Put every line of the data below into a Markdown table with two columns, Row and Data line, numbering each row and omitting blank lines.

>> Begin Records to process

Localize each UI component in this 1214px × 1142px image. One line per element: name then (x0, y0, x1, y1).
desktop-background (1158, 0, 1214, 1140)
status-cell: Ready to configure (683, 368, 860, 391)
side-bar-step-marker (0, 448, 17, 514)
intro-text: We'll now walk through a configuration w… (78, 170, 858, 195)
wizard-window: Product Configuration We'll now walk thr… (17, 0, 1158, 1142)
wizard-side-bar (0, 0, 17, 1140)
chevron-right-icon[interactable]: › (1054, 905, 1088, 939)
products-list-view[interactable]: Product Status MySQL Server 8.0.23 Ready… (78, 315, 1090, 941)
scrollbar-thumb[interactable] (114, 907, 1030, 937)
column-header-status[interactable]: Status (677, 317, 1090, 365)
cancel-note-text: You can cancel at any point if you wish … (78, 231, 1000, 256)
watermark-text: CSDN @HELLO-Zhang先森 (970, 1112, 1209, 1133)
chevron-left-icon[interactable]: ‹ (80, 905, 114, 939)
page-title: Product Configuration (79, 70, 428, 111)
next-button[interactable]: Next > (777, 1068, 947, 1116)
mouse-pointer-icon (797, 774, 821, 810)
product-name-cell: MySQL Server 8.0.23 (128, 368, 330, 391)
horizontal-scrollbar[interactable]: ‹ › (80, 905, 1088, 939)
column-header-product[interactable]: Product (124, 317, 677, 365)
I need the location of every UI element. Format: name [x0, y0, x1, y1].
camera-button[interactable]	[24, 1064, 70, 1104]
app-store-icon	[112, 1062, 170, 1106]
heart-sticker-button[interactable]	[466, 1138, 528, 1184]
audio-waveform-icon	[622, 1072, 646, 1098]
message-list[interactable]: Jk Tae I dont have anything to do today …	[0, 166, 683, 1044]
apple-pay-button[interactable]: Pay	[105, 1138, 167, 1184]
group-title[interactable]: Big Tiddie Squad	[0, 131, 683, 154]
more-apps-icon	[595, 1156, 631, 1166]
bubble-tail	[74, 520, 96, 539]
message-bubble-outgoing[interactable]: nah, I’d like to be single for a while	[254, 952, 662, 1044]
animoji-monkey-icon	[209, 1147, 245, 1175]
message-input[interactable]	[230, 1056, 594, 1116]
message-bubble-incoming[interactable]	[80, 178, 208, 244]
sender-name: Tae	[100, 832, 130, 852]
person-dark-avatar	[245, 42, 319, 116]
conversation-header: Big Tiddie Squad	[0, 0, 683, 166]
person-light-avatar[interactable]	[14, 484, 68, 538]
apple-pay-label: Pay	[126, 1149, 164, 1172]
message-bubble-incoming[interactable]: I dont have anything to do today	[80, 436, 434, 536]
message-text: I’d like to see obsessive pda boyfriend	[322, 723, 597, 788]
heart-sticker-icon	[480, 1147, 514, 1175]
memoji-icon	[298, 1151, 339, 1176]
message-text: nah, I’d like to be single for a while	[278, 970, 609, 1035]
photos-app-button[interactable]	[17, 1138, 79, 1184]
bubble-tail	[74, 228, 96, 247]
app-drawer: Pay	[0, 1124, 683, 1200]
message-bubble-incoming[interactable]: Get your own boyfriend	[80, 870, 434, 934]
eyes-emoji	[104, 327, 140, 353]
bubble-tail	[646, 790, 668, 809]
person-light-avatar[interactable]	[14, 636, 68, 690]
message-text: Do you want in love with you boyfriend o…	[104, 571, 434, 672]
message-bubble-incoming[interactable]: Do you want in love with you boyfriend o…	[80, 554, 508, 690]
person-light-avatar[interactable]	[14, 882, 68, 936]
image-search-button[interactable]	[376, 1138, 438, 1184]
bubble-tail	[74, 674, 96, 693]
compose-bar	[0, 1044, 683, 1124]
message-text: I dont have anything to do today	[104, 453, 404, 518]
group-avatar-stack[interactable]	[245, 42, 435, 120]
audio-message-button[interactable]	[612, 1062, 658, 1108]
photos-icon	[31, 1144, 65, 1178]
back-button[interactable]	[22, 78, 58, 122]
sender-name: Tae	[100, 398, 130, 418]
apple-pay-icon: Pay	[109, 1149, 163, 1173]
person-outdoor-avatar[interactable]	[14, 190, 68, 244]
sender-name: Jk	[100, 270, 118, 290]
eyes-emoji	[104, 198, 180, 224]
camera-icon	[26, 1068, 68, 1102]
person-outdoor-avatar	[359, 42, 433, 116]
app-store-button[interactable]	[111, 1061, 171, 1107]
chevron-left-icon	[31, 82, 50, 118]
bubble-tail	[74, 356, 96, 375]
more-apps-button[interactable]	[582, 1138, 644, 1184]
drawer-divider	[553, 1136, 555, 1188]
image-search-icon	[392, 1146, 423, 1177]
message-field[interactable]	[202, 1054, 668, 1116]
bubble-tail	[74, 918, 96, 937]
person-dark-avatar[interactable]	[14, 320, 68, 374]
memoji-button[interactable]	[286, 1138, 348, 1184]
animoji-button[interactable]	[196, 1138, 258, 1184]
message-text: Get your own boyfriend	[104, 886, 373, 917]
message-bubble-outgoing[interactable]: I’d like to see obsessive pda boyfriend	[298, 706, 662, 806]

>> End Records to process

Output:
| Row | Data line |
|---|---|
| 1 | Localize each UI component in this 1214px × 1142px image. One line per element: name then (x0, y0, x1, y1). |
| 2 | desktop-background (1158, 0, 1214, 1140) |
| 3 | status-cell: Ready to configure (683, 368, 860, 391) |
| 4 | side-bar-step-marker (0, 448, 17, 514) |
| 5 | intro-text: We'll now walk through a configuration w… (78, 170, 858, 195) |
| 6 | wizard-window: Product Configuration We'll now walk thr… (17, 0, 1158, 1142) |
| 7 | wizard-side-bar (0, 0, 17, 1140) |
| 8 | chevron-right-icon[interactable]: › (1054, 905, 1088, 939) |
| 9 | products-list-view[interactable]: Product Status MySQL Server 8.0.23 Ready… (78, 315, 1090, 941) |
| 10 | scrollbar-thumb[interactable] (114, 907, 1030, 937) |
| 11 | column-header-status[interactable]: Status (677, 317, 1090, 365) |
| 12 | cancel-note-text: You can cancel at any point if you wish … (78, 231, 1000, 256) |
| 13 | watermark-text: CSDN @HELLO-Zhang先森 (970, 1112, 1209, 1133) |
| 14 | chevron-left-icon[interactable]: ‹ (80, 905, 114, 939) |
| 15 | page-title: Product Configuration (79, 70, 428, 111) |
| 16 | next-button[interactable]: Next > (777, 1068, 947, 1116) |
| 17 | mouse-pointer-icon (797, 774, 821, 810) |
| 18 | product-name-cell: MySQL Server 8.0.23 (128, 368, 330, 391) |
| 19 | horizontal-scrollbar[interactable]: ‹ › (80, 905, 1088, 939) |
| 20 | column-header-product[interactable]: Product (124, 317, 677, 365) |
| 21 | I need the location of every UI element. Format: name [x0, y0, x1, y1]. |
| 22 | camera-button[interactable]	[24, 1064, 70, 1104] |
| 23 | app-store-icon	[112, 1062, 170, 1106] |
| 24 | heart-sticker-button[interactable]	[466, 1138, 528, 1184] |
| 25 | audio-waveform-icon	[622, 1072, 646, 1098] |
| 26 | message-list[interactable]: Jk Tae I dont have anything to do today …	[0, 166, 683, 1044] |
| 27 | apple-pay-button[interactable]: Pay	[105, 1138, 167, 1184] |
| 28 | group-title[interactable]: Big Tiddie Squad	[0, 131, 683, 154] |
| 29 | more-apps-icon	[595, 1156, 631, 1166] |
| 30 | bubble-tail	[74, 520, 96, 539] |
| 31 | message-bubble-outgoing[interactable]: nah, I’d like to be single for a while	[254, 952, 662, 1044] |
| 32 | animoji-monkey-icon	[209, 1147, 245, 1175] |
| 33 | message-input[interactable]	[230, 1056, 594, 1116] |
| 34 | message-bubble-incoming[interactable]	[80, 178, 208, 244] |
| 35 | sender-name: Tae	[100, 832, 130, 852] |
| 36 | person-dark-avatar	[245, 42, 319, 116] |
| 37 | conversation-header: Big Tiddie Squad	[0, 0, 683, 166] |
| 38 | person-light-avatar[interactable]	[14, 484, 68, 538] |
| 39 | apple-pay-label: Pay	[126, 1149, 164, 1172] |
| 40 | message-bubble-incoming[interactable]: I dont have anything to do today	[80, 436, 434, 536] |
| 41 | message-text: I’d like to see obsessive pda boyfriend	[322, 723, 597, 788] |
| 42 | heart-sticker-icon	[480, 1147, 514, 1175] |
| 43 | memoji-icon	[298, 1151, 339, 1176] |
| 44 | message-text: nah, I’d like to be single for a while	[278, 970, 609, 1035] |
| 45 | photos-app-button[interactable]	[17, 1138, 79, 1184] |
| 46 | bubble-tail	[74, 228, 96, 247] |
| 47 | app-drawer: Pay	[0, 1124, 683, 1200] |
| 48 | message-bubble-incoming[interactable]: Get your own boyfriend	[80, 870, 434, 934] |
| 49 | eyes-emoji	[104, 327, 140, 353] |
| 50 | bubble-tail	[646, 790, 668, 809] |
| 51 | person-light-avatar[interactable]	[14, 636, 68, 690] |
| 52 | message-text: Do you want in love with you boyfriend o…	[104, 571, 434, 672] |
| 53 | message-bubble-incoming[interactable]: Do you want in love with you boyfriend o…	[80, 554, 508, 690] |
| 54 | person-light-avatar[interactable]	[14, 882, 68, 936] |
| 55 | image-search-button[interactable]	[376, 1138, 438, 1184] |
| 56 | bubble-tail	[74, 674, 96, 693] |
| 57 | compose-bar	[0, 1044, 683, 1124] |
| 58 | message-text: I dont have anything to do today	[104, 453, 404, 518] |
| 59 | group-avatar-stack[interactable]	[245, 42, 435, 120] |
| 60 | audio-message-button[interactable]	[612, 1062, 658, 1108] |
| 61 | photos-icon	[31, 1144, 65, 1178] |
| 62 | back-button[interactable]	[22, 78, 58, 122] |
| 63 | sender-name: Tae	[100, 398, 130, 418] |
| 64 | apple-pay-icon: Pay	[109, 1149, 163, 1173] |
| 65 | person-outdoor-avatar[interactable]	[14, 190, 68, 244] |
| 66 | sender-name: Jk	[100, 270, 118, 290] |
| 67 | eyes-emoji	[104, 198, 180, 224] |
| 68 | camera-icon	[26, 1068, 68, 1102] |
| 69 | person-outdoor-avatar	[359, 42, 433, 116] |
| 70 | app-store-button[interactable]	[111, 1061, 171, 1107] |
| 71 | chevron-left-icon	[31, 82, 50, 118] |
| 72 | bubble-tail	[74, 356, 96, 375] |
| 73 | more-apps-button[interactable]	[582, 1138, 644, 1184] |
| 74 | drawer-divider	[553, 1136, 555, 1188] |
| 75 | image-search-icon	[392, 1146, 423, 1177] |
| 76 | message-field[interactable]	[202, 1054, 668, 1116] |
| 77 | bubble-tail	[74, 918, 96, 937] |
| 78 | person-dark-avatar[interactable]	[14, 320, 68, 374] |
| 79 | memoji-button[interactable]	[286, 1138, 348, 1184] |
| 80 | animoji-button[interactable]	[196, 1138, 258, 1184] |
| 81 | message-text: Get your own boyfriend	[104, 886, 373, 917] |
| 82 | message-bubble-outgoing[interactable]: I’d like to see obsessive pda boyfriend	[298, 706, 662, 806] |